[Begin RECORDS SUPPLIED]

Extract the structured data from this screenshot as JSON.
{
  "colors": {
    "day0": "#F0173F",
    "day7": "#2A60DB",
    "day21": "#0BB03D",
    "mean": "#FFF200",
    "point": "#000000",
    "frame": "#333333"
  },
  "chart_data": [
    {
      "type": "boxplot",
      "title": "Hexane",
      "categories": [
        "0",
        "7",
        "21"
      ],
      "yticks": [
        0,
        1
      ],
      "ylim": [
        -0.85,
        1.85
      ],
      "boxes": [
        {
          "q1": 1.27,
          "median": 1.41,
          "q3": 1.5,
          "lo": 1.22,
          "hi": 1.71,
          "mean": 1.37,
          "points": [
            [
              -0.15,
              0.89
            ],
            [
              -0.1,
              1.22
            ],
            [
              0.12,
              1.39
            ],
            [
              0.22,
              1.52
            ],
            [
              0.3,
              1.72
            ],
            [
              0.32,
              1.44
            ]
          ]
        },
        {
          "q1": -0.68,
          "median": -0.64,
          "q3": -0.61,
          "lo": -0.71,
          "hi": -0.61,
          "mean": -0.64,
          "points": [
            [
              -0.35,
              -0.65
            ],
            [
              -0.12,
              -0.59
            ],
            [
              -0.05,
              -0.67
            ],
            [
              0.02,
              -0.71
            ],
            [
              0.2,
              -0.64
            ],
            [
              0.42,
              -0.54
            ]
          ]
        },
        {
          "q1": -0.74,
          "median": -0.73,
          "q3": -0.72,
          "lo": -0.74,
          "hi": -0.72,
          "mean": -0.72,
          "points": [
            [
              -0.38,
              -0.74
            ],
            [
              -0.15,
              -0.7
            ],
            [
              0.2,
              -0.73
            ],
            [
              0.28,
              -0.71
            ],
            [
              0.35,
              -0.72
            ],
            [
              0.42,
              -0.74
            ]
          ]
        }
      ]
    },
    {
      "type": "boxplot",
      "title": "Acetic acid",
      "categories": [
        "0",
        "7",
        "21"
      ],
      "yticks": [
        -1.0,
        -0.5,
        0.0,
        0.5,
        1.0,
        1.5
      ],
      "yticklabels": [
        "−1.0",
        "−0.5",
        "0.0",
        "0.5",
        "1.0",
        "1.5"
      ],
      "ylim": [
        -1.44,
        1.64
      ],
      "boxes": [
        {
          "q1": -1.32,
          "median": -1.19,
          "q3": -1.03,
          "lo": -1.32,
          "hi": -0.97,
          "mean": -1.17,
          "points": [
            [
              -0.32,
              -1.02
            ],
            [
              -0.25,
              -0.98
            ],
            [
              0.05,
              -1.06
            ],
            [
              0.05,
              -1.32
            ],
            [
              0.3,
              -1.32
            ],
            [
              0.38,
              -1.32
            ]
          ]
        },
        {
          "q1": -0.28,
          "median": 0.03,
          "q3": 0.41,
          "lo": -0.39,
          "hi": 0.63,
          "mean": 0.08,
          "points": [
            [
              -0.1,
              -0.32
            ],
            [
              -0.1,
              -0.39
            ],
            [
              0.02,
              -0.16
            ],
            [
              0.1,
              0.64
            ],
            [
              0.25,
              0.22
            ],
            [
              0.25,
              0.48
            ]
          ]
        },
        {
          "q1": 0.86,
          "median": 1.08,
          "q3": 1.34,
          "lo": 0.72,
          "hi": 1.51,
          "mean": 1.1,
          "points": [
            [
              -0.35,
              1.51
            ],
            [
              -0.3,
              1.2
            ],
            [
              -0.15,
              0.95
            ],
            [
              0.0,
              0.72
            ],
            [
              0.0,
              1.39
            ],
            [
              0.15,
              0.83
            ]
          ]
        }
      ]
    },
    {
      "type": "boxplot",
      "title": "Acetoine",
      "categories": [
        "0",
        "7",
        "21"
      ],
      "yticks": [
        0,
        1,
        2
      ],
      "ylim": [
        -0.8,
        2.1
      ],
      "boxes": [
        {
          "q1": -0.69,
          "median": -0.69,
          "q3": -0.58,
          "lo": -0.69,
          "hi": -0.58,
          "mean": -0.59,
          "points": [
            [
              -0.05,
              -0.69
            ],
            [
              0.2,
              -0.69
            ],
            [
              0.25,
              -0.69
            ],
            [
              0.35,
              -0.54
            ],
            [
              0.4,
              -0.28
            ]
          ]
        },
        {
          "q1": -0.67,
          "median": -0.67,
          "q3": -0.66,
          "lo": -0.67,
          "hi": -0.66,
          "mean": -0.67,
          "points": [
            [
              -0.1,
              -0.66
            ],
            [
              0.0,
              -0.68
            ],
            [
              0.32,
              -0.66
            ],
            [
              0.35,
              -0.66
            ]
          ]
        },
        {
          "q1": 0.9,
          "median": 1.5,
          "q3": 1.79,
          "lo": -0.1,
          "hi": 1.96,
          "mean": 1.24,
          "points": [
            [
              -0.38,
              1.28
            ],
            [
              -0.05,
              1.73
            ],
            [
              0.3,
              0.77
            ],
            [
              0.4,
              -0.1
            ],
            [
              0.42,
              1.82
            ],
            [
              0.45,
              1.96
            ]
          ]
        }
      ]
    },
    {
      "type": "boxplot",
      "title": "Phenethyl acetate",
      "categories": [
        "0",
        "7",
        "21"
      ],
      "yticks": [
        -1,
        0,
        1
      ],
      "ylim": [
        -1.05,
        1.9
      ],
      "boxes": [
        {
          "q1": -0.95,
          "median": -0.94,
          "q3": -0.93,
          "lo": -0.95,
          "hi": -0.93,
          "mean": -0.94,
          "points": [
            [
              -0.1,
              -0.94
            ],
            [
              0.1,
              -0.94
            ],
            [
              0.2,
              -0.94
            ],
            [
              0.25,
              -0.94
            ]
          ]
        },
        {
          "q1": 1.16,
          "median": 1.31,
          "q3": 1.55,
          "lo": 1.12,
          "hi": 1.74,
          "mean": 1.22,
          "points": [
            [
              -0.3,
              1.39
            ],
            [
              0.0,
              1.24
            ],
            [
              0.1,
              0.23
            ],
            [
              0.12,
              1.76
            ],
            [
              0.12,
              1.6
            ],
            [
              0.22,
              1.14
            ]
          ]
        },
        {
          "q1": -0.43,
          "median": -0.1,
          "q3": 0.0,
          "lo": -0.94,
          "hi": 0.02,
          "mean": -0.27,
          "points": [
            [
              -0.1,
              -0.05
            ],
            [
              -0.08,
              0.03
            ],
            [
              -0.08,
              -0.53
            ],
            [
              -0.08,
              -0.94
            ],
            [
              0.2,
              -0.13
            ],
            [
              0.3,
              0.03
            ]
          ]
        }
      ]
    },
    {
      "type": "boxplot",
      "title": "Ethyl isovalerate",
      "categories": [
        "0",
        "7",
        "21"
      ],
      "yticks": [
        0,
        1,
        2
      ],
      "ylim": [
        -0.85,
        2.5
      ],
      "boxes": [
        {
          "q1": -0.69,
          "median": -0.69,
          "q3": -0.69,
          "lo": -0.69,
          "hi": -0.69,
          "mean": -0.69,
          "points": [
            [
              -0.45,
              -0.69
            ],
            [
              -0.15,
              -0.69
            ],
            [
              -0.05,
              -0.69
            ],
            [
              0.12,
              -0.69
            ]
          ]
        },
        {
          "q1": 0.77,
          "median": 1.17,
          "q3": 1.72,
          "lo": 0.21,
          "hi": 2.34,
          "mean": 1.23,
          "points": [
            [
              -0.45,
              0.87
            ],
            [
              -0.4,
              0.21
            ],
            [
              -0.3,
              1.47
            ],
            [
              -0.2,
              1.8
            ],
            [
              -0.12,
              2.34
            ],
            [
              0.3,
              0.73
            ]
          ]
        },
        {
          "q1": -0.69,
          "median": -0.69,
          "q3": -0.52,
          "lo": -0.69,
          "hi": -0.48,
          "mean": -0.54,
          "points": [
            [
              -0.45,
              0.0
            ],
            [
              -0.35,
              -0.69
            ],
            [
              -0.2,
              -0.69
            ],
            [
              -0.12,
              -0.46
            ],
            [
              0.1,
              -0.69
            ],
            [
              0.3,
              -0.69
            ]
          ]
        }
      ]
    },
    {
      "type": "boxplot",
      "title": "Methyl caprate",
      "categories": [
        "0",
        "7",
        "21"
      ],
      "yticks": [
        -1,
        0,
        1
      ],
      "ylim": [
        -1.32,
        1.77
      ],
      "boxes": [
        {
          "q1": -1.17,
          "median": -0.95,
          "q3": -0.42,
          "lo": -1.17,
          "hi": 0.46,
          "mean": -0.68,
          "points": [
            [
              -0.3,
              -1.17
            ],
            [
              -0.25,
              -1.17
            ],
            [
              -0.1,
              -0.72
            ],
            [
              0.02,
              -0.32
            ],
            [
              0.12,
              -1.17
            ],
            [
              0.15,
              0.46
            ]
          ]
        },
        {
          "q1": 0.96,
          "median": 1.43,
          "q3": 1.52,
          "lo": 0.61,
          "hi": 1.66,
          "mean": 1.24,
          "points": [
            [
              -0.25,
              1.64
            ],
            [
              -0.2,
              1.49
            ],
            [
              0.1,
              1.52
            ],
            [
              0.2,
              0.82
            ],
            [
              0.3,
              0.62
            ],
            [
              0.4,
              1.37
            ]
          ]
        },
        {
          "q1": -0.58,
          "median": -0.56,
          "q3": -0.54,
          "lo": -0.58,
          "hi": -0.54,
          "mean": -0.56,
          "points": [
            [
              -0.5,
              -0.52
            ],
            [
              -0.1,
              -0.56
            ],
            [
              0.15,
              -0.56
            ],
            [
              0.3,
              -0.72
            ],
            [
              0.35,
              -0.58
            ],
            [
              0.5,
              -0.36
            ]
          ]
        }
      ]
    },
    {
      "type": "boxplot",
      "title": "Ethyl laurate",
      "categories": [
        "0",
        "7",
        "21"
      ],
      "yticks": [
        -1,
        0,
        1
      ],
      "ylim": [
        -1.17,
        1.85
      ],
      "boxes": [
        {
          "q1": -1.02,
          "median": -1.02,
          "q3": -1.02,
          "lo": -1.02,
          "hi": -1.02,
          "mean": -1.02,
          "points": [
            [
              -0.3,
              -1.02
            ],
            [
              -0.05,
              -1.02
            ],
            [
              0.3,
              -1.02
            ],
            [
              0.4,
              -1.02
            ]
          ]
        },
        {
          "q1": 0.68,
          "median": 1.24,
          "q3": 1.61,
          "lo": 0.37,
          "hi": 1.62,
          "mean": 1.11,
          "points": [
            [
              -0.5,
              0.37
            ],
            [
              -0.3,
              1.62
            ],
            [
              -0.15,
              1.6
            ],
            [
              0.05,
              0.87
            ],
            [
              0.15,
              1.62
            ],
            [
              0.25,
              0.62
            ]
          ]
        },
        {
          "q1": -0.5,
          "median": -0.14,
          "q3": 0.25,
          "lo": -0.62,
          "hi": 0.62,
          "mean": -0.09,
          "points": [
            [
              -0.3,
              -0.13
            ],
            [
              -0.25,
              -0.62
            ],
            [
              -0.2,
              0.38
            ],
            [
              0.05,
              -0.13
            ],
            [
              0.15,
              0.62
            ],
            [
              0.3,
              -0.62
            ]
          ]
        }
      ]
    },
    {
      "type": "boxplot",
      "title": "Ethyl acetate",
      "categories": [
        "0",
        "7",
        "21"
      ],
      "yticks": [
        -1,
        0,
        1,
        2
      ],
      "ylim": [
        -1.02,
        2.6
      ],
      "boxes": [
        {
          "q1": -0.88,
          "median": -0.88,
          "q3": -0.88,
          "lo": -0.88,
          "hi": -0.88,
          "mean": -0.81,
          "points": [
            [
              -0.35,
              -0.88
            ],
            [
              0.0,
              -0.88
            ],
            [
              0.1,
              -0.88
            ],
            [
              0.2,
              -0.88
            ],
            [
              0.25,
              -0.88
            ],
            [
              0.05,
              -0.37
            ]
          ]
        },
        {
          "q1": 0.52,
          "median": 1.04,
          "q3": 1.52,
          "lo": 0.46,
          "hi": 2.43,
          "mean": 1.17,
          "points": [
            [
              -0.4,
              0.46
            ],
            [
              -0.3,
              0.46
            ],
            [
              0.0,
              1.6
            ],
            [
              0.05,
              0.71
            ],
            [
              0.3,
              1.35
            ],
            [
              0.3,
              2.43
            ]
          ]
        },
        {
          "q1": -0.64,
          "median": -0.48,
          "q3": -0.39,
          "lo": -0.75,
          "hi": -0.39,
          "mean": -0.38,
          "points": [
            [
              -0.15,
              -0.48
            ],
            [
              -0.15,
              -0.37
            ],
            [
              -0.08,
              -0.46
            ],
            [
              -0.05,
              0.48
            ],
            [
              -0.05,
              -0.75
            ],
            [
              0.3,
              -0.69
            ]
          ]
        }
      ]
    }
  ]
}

[End RECORDS SUPPLIED]

**TASK REQUIREMENTS:**
From the records above, pull out each line that has "title".

**ANSWER BELOW:**
      "title": "Hexane",
      "title": "Acetic acid",
      "title": "Acetoine",
      "title": "Phenethyl acetate",
      "title": "Ethyl isovalerate",
      "title": "Methyl caprate",
      "title": "Ethyl laurate",
      "title": "Ethyl acetate",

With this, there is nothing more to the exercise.